─── SEITENAUSZUG
Junge Sachsen wollen ein „Jugendparlament“

  • Lesedauer: 3 Min.

Thomas, Grit, Tilo und Jens (v.l.n.r.) wollen „eingefahrene Strukturen in der Jugendarbeit“ überwinden ND-Foto: Marcel Braumann

Als die DDR beerdigt wurde, trug man in Dresden auch die „Jungen Genossinnen“ zu Grabe. Zumindest dem Namen nach. Bei einer Fahrradtour ließ sich eine Handvoll junger Dresdner von Stuttgarter Christen inspirieren. Nicht jedoch der Heilige Geist kam über die linke Jugend, sondern die Idee von offener Jugendarbeit. Aus ihr erwuchs der „Bote Baum“, unter dem sich inzwischen 50 bis 60 Jugendliche tummeln.

Man trifft sich immer donnerstags von 17 bis 19 Uhr im „Haus der.Begegnung“ in der Franz-Liszt-Straße 13, 01219 Dresden (Tel.: 0351/471 55 96). Daß das Haus der PDS gehört, ist kein Geheimnis, beschneidet aber nicht die politischen Triebe des jugendlichen Gewächses. Denn neben PDS-Anhängern finden unter dem „Roten Baum“ auch einige SPDler, Falken und Grüne ihren Platz. Das paßt zum Alter der ersten bis dritten Liebe, in dem sich nur wenige mit einer Partei „verheiraten“.

Zudem schreckt die vor Ort zweifellos größte politisch aktive Jugendgruppe nicht vor wenig ideologiegeladenen Tätigkeiten wie Wandern und Zeichnen zurück. Je nach individueller Interessenlage sind auch Theaterspielen oder Öko-Gruppe angesagt. Bis in Regierungsstuben bekannt ist die „Schülerinneninitiative Demokratische Schule“, die es sich nicht nehmen ließ, dem neugewählten sächsischen Kultusminister Friedbert Groß zu seinem Amt zu gratulieren. Der bedankte sich brav für die Glückwünsche und teilte mit, ihm sei „eine gewichtige Aufgabe übertragen worden“, die er „nur erfolgbringend erfüllen kann, wenn mir auf dem Weg dahin viele engagierte Menschen tatkräftig zur Seite sind“. Er „erlaube“ es sich, „Sie zu diesem Kreise zu zählen“.
──────
OFFENE AUFGABEN |
• 1. An welchem Wochentag und zu welcher Uhrzeit trifft sich die Jugendgruppe laut dem Artikel über die Dresdner Jugendgruppe?
• 2. Führen Sie den Artikel über die Dresdner Jugendgruppe im Anschluss an seinen letzten Satz fort.
─── BEREITGESTELLTES MATERIAL
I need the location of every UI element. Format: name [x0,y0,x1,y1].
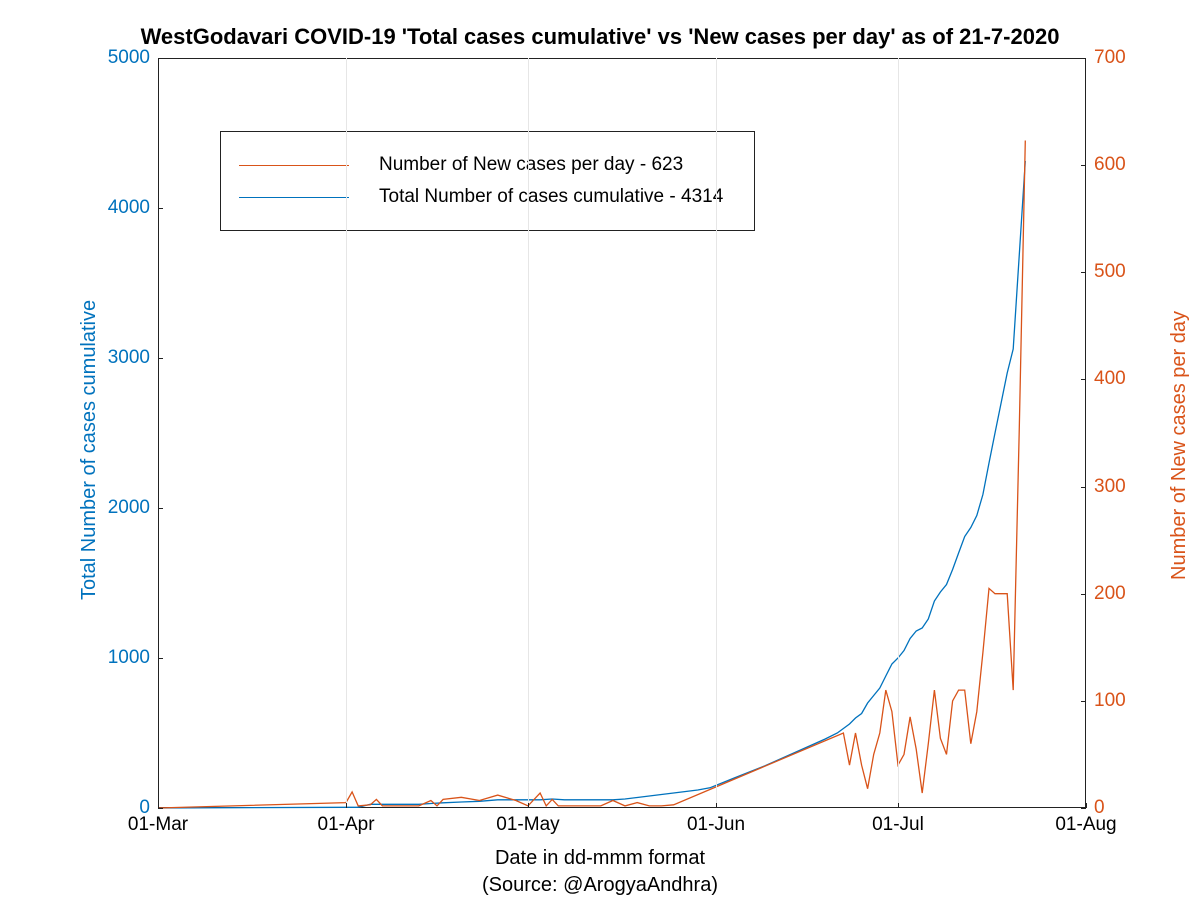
y-right-tick-label: 600 [1094,154,1144,176]
y-right-tick-label: 700 [1094,47,1144,69]
y-right-tick-mark [1081,808,1086,809]
x-tick-mark [346,803,347,808]
series-newcases-line [158,141,1025,809]
y-left-tick-mark [158,58,163,59]
y-right-tick-label: 500 [1094,261,1144,283]
y-left-tick-mark [158,808,163,809]
y-right-tick-label: 300 [1094,476,1144,498]
legend-swatch [239,165,349,166]
y-right-tick-mark [1081,701,1086,702]
y-left-tick-mark [158,658,163,659]
y-left-tick-label: 2000 [92,497,150,519]
grid-line-vertical [528,58,529,808]
y-right-tick-mark [1081,594,1086,595]
x-tick-mark [716,803,717,808]
x-tick-mark [1086,803,1087,808]
x-tick-label: 01-Jun [666,814,766,836]
legend: Number of New cases per day - 623 Total N… [220,131,755,231]
grid-line-vertical [898,58,899,808]
y-right-tick-mark [1081,272,1086,273]
y-right-tick-mark [1081,379,1086,380]
x-tick-mark [528,803,529,808]
y-right-tick-label: 100 [1094,690,1144,712]
y-right-tick-label: 200 [1094,583,1144,605]
y-left-tick-mark [158,358,163,359]
x-tick-label: 01-Apr [296,814,396,836]
chart-container: WestGodavari COVID-19 'Total cases cumul… [0,0,1200,900]
y-right-tick-mark [1081,58,1086,59]
y-right-tick-label: 0 [1094,797,1144,819]
y-left-tick-mark [158,208,163,209]
x-tick-label: 01-Jul [848,814,948,836]
grid-line-vertical [716,58,717,808]
y-left-tick-label: 3000 [92,347,150,369]
y-right-tick-mark [1081,487,1086,488]
legend-item: Number of New cases per day - 623 [239,154,736,176]
x-tick-mark [898,803,899,808]
y-right-tick-mark [1081,165,1086,166]
y-left-tick-label: 1000 [92,647,150,669]
legend-label: Total Number of cases cumulative - 4314 [379,186,723,208]
legend-item: Total Number of cases cumulative - 4314 [239,186,736,208]
y-left-tick-mark [158,508,163,509]
legend-label: Number of New cases per day - 623 [379,154,683,176]
y-left-tick-label: 5000 [92,47,150,69]
grid-line-vertical [346,58,347,808]
y-left-tick-label: 4000 [92,197,150,219]
legend-swatch [239,197,349,198]
y-right-tick-label: 400 [1094,368,1144,390]
y-left-tick-label: 0 [92,797,150,819]
series-cumulative-line [158,161,1025,808]
x-tick-label: 01-May [478,814,578,836]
──────
ERGEBNISSE |
• 1. Immer donnerstags von 17 bis 19 Uhr.

• 2.
Der Kreis wird sicher unterhaltsam, denn „die Überwindung eingefahrener Strukturen der Jugendarbeit“ und ein „kultureller Untergrund“ sind laut Tilo Kießling (22), Päd-

agogik-Student und erster Vorsitzender, die erwünschten Blüten des Roten Baumes, der in Leipzig mit dem „Grünen Stern“ über Verwandtschaft verfügt. Offen ist Sachsens linke Jugend auch für Skins.

Im Ernst, denn die inländische Skinhead-Szene ist insgesamt weit weniger eindeutig dumpf und teutsch, als das manche „Glatzen“-Jäger vermuten. Nach einer Umfrage in der Szene (Falin/Seidel-Pielen, 1993, „Skinheads“, Beck'sche Reihe) wird das krasse „Deutschland den Deutschen“ lediglich von 32 Prozent der Kahlgeschorenen als wichtige gesellschaftliche Forderung geteilt. 59 Prozent bezeichnen sich weder als rechts noch rechtsradikal. Von den Skins (Ost und West), die beabsichtigen, zur Wahl zu gehen, wollen 12 Prozent ihre Stimme der PDS geben.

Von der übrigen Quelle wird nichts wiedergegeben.